◆ SHORT EXERCISE
Repeat exactly each line of the data provided below.

◆ STORED RECORDS
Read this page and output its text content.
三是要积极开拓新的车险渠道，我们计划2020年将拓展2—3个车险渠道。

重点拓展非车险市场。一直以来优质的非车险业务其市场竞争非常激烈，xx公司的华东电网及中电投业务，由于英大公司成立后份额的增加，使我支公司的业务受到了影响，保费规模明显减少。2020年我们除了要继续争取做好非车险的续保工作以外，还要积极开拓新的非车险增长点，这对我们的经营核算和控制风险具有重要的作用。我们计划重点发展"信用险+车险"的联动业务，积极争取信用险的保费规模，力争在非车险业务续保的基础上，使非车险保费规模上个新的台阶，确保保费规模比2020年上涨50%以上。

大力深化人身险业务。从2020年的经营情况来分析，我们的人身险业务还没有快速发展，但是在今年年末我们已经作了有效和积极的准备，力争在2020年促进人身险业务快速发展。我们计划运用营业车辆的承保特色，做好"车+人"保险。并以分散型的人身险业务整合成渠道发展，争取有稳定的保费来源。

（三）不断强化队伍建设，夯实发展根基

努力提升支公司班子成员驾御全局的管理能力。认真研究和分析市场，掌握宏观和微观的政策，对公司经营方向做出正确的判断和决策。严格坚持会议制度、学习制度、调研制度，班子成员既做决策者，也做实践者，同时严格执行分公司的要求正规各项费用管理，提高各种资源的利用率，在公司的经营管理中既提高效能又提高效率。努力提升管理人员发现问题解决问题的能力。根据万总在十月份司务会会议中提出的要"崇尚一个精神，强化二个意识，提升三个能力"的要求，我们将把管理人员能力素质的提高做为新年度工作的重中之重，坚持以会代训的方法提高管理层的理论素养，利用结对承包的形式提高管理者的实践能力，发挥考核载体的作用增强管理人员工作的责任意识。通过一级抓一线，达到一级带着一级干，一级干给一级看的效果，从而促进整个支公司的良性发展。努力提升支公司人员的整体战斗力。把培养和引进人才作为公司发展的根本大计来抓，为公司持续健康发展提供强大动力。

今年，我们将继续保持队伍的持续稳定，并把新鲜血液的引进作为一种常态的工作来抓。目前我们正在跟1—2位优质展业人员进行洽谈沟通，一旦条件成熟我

◆ CORRECT RESPONSE
Read this page and output its text content.
三是要积极开拓新的车险渠道，我们计划2020年将拓展2—3个车险渠道。

重点拓展非车险市场。一直以来优质的非车险业务其市场竞争非常激烈，xx公司的华东电网及中电投业务，由于英大公司成立后份额的增加，使我支公司的业务受到了影响，保费规模明显减少。2020年我们除了要继续争取做好非车险的续保工作以外，还要积极开拓新的非车险增长点，这对我们的经营核算和控制风险具有重要的作用。我们计划重点发展"信用险+车险"的联动业务，积极争取信用险的保费规模，力争在非车险业务续保的基础上，使非车险保费规模上个新的台阶，确保保费规模比2020年上涨50%以上。

大力深化人身险业务。从2020年的经营情况来分析，我们的人身险业务还没有快速发展，但是在今年年末我们已经作了有效和积极的准备，力争在2020年促进人身险业务快速发展。我们计划运用营业车辆的承保特色，做好"车+人"保险。并以分散型的人身险业务整合成渠道发展，争取有稳定的保费来源。

（三）不断强化队伍建设，夯实发展根基

努力提升支公司班子成员驾御全局的管理能力。认真研究和分析市场，掌握宏观和微观的政策，对公司经营方向做出正确的判断和决策。严格坚持会议制度、学习制度、调研制度，班子成员既做决策者，也做实践者，同时严格执行分公司的要求正规各项费用管理，提高各种资源的利用率，在公司的经营管理中既提高效能又提高效率。努力提升管理人员发现问题解决问题的能力。根据万总在十月份司务会会议中提出的要"崇尚一个精神，强化二个意识，提升三个能力"的要求，我们将把管理人员能力素质的提高做为新年度工作的重中之重，坚持以会代训的方法提高管理层的理论素养，利用结对承包的形式提高管理者的实践能力，发挥考核载体的作用增强管理人员工作的责任意识。通过一级抓一线，达到一级带着一级干，一级干给一级看的效果，从而促进整个支公司的良性发展。努力提升支公司人员的整体战斗力。把培养和引进人才作为公司发展的根本大计来抓，为公司持续健康发展提供强大动力。

今年，我们将继续保持队伍的持续稳定，并把新鲜血液的引进作为一种常态的工作来抓。目前我们正在跟1—2位优质展业人员进行洽谈沟通，一旦条件成熟我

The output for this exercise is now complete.